# DO THIS:
Images must not appear in your copy; reproduce every other part of the records exactly.

# DATASET EXTRACT:

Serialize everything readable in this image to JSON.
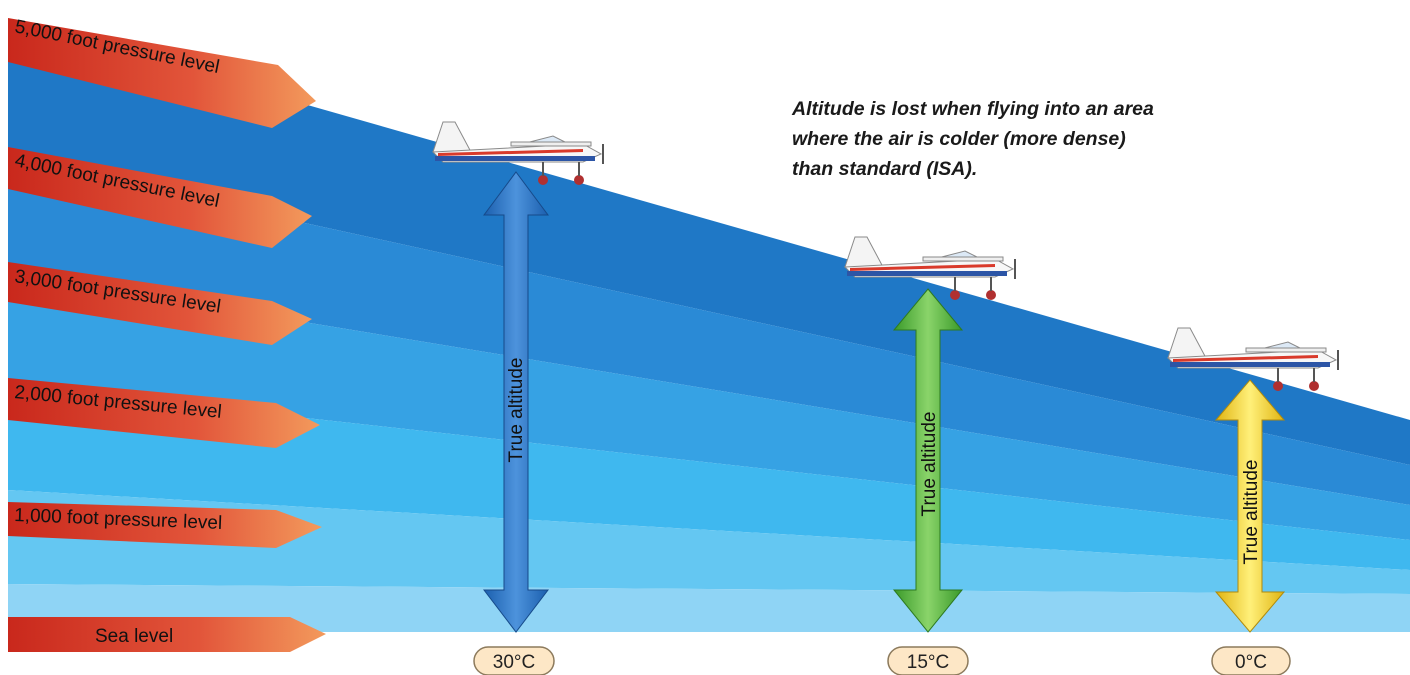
{
  "pressure_levels": [
    {
      "label": "5,000 foot pressure level"
    },
    {
      "label": "4,000 foot pressure level"
    },
    {
      "label": "3,000 foot pressure level"
    },
    {
      "label": "2,000 foot pressure level"
    },
    {
      "label": "1,000 foot pressure level"
    },
    {
      "label": "Sea level"
    }
  ],
  "note": "Altitude is lost when flying into an area where the air is colder (more dense) than standard (ISA).",
  "columns": [
    {
      "temperature": "30°C",
      "arrow_label": "True altitude",
      "arrow_color": "#2a6fc2"
    },
    {
      "temperature": "15°C",
      "arrow_label": "True altitude",
      "arrow_color": "#52b43a"
    },
    {
      "temperature": "0°C",
      "arrow_label": "True altitude",
      "arrow_color": "#f1cf1e"
    }
  ],
  "colors": {
    "band_top": "#1f78c6",
    "band_bottom": "#8fd4f5",
    "label_arrow": "#d8442a"
  }
}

# SOLUTION FOR THIS TASK:
Serialize everything readable in this image to JSON.
{
  "pressure_levels": [
    {
      "label": "5,000 foot pressure level"
    },
    {
      "label": "4,000 foot pressure level"
    },
    {
      "label": "3,000 foot pressure level"
    },
    {
      "label": "2,000 foot pressure level"
    },
    {
      "label": "1,000 foot pressure level"
    },
    {
      "label": "Sea level"
    }
  ],
  "note": "Altitude is lost when flying into an area where the air is colder (more dense) than standard (ISA).",
  "columns": [
    {
      "temperature": "30°C",
      "arrow_label": "True altitude",
      "arrow_color": "#2a6fc2"
    },
    {
      "temperature": "15°C",
      "arrow_label": "True altitude",
      "arrow_color": "#52b43a"
    },
    {
      "temperature": "0°C",
      "arrow_label": "True altitude",
      "arrow_color": "#f1cf1e"
    }
  ],
  "colors": {
    "band_top": "#1f78c6",
    "band_bottom": "#8fd4f5",
    "label_arrow": "#d8442a"
  }
}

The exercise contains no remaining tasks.